» Task to complete
Output each entry exactly; skip nothing.
================
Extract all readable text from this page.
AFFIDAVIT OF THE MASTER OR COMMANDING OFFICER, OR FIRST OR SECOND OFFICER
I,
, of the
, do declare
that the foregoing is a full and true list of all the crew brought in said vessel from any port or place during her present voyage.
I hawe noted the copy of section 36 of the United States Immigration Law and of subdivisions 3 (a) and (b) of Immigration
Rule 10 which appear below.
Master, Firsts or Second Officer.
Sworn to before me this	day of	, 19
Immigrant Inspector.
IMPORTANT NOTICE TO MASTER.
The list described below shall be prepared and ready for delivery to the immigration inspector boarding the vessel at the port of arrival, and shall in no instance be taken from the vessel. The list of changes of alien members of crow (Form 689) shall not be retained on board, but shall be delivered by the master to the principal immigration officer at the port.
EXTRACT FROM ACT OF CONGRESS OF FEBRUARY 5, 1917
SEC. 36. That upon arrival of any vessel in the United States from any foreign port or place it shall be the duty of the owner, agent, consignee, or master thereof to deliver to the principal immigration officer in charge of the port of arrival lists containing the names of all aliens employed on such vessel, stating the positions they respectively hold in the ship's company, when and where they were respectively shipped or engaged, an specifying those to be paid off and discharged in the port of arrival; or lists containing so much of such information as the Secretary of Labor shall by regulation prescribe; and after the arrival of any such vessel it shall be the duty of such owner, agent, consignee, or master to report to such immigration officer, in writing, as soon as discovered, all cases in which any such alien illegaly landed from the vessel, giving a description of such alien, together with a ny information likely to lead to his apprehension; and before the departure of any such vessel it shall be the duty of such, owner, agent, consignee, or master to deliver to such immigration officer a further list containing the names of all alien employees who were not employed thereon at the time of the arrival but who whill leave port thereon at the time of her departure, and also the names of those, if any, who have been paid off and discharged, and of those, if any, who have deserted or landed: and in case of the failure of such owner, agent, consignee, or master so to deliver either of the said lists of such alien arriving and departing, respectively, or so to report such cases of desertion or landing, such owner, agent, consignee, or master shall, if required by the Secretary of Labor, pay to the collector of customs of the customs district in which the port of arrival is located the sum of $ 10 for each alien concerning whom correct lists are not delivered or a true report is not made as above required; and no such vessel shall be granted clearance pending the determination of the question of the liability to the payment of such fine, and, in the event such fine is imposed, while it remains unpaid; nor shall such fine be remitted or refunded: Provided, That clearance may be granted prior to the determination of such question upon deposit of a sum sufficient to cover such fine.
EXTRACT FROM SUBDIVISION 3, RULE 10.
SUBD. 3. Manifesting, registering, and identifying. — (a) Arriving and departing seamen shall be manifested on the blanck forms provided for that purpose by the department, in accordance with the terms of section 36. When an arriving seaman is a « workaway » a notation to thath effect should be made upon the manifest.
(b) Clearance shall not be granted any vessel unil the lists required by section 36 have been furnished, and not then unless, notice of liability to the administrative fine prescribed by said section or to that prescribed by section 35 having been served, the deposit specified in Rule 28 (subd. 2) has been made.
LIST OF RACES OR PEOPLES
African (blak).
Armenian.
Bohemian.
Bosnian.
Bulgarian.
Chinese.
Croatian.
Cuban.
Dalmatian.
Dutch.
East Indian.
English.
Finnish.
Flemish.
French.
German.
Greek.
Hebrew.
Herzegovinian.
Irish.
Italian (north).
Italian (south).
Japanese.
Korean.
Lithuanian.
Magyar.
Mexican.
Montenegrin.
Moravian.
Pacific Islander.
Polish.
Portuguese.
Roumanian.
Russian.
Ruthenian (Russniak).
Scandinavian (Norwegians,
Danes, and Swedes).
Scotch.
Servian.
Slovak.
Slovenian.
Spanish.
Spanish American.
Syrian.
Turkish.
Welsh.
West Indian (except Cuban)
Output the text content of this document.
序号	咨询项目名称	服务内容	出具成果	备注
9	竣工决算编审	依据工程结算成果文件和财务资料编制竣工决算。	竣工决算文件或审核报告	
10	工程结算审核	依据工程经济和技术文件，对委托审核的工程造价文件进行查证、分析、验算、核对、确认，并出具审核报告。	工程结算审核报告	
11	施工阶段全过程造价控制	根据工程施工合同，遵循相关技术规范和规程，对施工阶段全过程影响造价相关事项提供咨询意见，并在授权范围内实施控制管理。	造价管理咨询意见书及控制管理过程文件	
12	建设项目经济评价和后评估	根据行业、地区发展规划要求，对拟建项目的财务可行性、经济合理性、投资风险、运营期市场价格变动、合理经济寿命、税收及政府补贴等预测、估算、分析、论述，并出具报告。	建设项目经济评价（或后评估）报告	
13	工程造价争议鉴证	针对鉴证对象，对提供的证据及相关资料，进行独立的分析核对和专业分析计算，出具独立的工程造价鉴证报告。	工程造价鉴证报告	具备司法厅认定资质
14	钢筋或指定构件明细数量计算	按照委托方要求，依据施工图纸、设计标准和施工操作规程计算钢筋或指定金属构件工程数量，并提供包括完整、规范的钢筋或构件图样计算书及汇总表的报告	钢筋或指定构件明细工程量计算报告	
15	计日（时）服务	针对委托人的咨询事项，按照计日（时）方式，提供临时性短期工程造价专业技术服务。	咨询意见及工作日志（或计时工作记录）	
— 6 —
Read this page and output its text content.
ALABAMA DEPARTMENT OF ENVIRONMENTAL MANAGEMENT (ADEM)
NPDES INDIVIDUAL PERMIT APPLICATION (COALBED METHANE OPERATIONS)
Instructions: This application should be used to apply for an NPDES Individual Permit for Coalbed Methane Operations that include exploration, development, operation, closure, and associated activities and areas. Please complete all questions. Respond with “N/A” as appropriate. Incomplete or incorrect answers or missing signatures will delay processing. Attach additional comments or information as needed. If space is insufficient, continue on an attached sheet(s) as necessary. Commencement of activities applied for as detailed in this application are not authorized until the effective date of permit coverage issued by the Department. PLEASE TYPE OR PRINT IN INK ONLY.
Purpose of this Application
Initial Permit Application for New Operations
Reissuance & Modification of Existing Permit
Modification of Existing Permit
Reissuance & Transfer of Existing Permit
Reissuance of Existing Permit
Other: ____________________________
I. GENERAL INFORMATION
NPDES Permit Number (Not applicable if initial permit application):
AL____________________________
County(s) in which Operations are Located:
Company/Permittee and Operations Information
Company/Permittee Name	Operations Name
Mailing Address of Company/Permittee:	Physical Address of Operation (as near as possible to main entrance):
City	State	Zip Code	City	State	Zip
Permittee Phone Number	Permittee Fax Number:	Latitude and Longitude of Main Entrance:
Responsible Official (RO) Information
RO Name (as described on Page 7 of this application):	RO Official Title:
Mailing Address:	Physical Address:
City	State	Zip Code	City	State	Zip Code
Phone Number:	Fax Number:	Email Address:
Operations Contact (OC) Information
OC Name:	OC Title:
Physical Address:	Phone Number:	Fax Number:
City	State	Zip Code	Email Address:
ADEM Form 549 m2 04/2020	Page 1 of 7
================
» The solution
Extract all readable text from this page.
AFFIDAVIT OF THE MASTER OR COMMANDING OFFICER, OR FIRST OR SECOND OFFICER
I,
, of the
, do declare
that the foregoing is a full and true list of all the crew brought in said vessel from any port or place during her present voyage.
I hawe noted the copy of section 36 of the United States Immigration Law and of subdivisions 3 (a) and (b) of Immigration
Rule 10 which appear below.
Master, Firsts or Second Officer.
Sworn to before me this	day of	, 19
Immigrant Inspector.
IMPORTANT NOTICE TO MASTER.
The list described below shall be prepared and ready for delivery to the immigration inspector boarding the vessel at the port of arrival, and shall in no instance be taken from the vessel. The list of changes of alien members of crow (Form 689) shall not be retained on board, but shall be delivered by the master to the principal immigration officer at the port.
EXTRACT FROM ACT OF CONGRESS OF FEBRUARY 5, 1917
SEC. 36. That upon arrival of any vessel in the United States from any foreign port or place it shall be the duty of the owner, agent, consignee, or master thereof to deliver to the principal immigration officer in charge of the port of arrival lists containing the names of all aliens employed on such vessel, stating the positions they respectively hold in the ship's company, when and where they were respectively shipped or engaged, an specifying those to be paid off and discharged in the port of arrival; or lists containing so much of such information as the Secretary of Labor shall by regulation prescribe; and after the arrival of any such vessel it shall be the duty of such owner, agent, consignee, or master to report to such immigration officer, in writing, as soon as discovered, all cases in which any such alien illegaly landed from the vessel, giving a description of such alien, together with a ny information likely to lead to his apprehension; and before the departure of any such vessel it shall be the duty of such, owner, agent, consignee, or master to deliver to such immigration officer a further list containing the names of all alien employees who were not employed thereon at the time of the arrival but who whill leave port thereon at the time of her departure, and also the names of those, if any, who have been paid off and discharged, and of those, if any, who have deserted or landed: and in case of the failure of such owner, agent, consignee, or master so to deliver either of the said lists of such alien arriving and departing, respectively, or so to report such cases of desertion or landing, such owner, agent, consignee, or master shall, if required by the Secretary of Labor, pay to the collector of customs of the customs district in which the port of arrival is located the sum of $ 10 for each alien concerning whom correct lists are not delivered or a true report is not made as above required; and no such vessel shall be granted clearance pending the determination of the question of the liability to the payment of such fine, and, in the event such fine is imposed, while it remains unpaid; nor shall such fine be remitted or refunded: Provided, That clearance may be granted prior to the determination of such question upon deposit of a sum sufficient to cover such fine.
EXTRACT FROM SUBDIVISION 3, RULE 10.
SUBD. 3. Manifesting, registering, and identifying. — (a) Arriving and departing seamen shall be manifested on the blanck forms provided for that purpose by the department, in accordance with the terms of section 36. When an arriving seaman is a « workaway » a notation to thath effect should be made upon the manifest.
(b) Clearance shall not be granted any vessel unil the lists required by section 36 have been furnished, and not then unless, notice of liability to the administrative fine prescribed by said section or to that prescribed by section 35 having been served, the deposit specified in Rule 28 (subd. 2) has been made.
LIST OF RACES OR PEOPLES
African (blak).
Armenian.
Bohemian.
Bosnian.
Bulgarian.
Chinese.
Croatian.
Cuban.
Dalmatian.
Dutch.
East Indian.
English.
Finnish.
Flemish.
French.
German.
Greek.
Hebrew.
Herzegovinian.
Irish.
Italian (north).
Italian (south).
Japanese.
Korean.
Lithuanian.
Magyar.
Mexican.
Montenegrin.
Moravian.
Pacific Islander.
Polish.
Portuguese.
Roumanian.
Russian.
Ruthenian (Russniak).
Scandinavian (Norwegians,
Danes, and Swedes).
Scotch.
Servian.
Slovak.
Slovenian.
Spanish.
Spanish American.
Syrian.
Turkish.
Welsh.
West Indian (except Cuban)
Output the text content of this document.
序号	咨询项目名称	服务内容	出具成果	备注
9	竣工决算编审	依据工程结算成果文件和财务资料编制竣工决算。	竣工决算文件或审核报告	
10	工程结算审核	依据工程经济和技术文件，对委托审核的工程造价文件进行查证、分析、验算、核对、确认，并出具审核报告。	工程结算审核报告	
11	施工阶段全过程造价控制	根据工程施工合同，遵循相关技术规范和规程，对施工阶段全过程影响造价相关事项提供咨询意见，并在授权范围内实施控制管理。	造价管理咨询意见书及控制管理过程文件	
12	建设项目经济评价和后评估	根据行业、地区发展规划要求，对拟建项目的财务可行性、经济合理性、投资风险、运营期市场价格变动、合理经济寿命、税收及政府补贴等预测、估算、分析、论述，并出具报告。	建设项目经济评价（或后评估）报告	
13	工程造价争议鉴证	针对鉴证对象，对提供的证据及相关资料，进行独立的分析核对和专业分析计算，出具独立的工程造价鉴证报告。	工程造价鉴证报告	具备司法厅认定资质
14	钢筋或指定构件明细数量计算	按照委托方要求，依据施工图纸、设计标准和施工操作规程计算钢筋或指定金属构件工程数量，并提供包括完整、规范的钢筋或构件图样计算书及汇总表的报告	钢筋或指定构件明细工程量计算报告	
15	计日（时）服务	针对委托人的咨询事项，按照计日（时）方式，提供临时性短期工程造价专业技术服务。	咨询意见及工作日志（或计时工作记录）	
— 6 —
Read this page and output its text content.
ALABAMA DEPARTMENT OF ENVIRONMENTAL MANAGEMENT (ADEM)
NPDES INDIVIDUAL PERMIT APPLICATION (COALBED METHANE OPERATIONS)
Instructions: This application should be used to apply for an NPDES Individual Permit for Coalbed Methane Operations that include exploration, development, operation, closure, and associated activities and areas. Please complete all questions. Respond with “N/A” as appropriate. Incomplete or incorrect answers or missing signatures will delay processing. Attach additional comments or information as needed. If space is insufficient, continue on an attached sheet(s) as necessary. Commencement of activities applied for as detailed in this application are not authorized until the effective date of permit coverage issued by the Department. PLEASE TYPE OR PRINT IN INK ONLY.
Purpose of this Application
Initial Permit Application for New Operations
Reissuance & Modification of Existing Permit
Modification of Existing Permit
Reissuance & Transfer of Existing Permit
Reissuance of Existing Permit
Other: ____________________________
I. GENERAL INFORMATION
NPDES Permit Number (Not applicable if initial permit application):
AL____________________________
County(s) in which Operations are Located:
Company/Permittee and Operations Information
Company/Permittee Name	Operations Name
Mailing Address of Company/Permittee:	Physical Address of Operation (as near as possible to main entrance):
City	State	Zip Code	City	State	Zip
Permittee Phone Number	Permittee Fax Number:	Latitude and Longitude of Main Entrance:
Responsible Official (RO) Information
RO Name (as described on Page 7 of this application):	RO Official Title:
Mailing Address:	Physical Address:
City	State	Zip Code	City	State	Zip Code
Phone Number:	Fax Number:	Email Address:
Operations Contact (OC) Information
OC Name:	OC Title:
Physical Address:	Phone Number:	Fax Number:
City	State	Zip Code	Email Address:
ADEM Form 549 m2 04/2020	Page 1 of 7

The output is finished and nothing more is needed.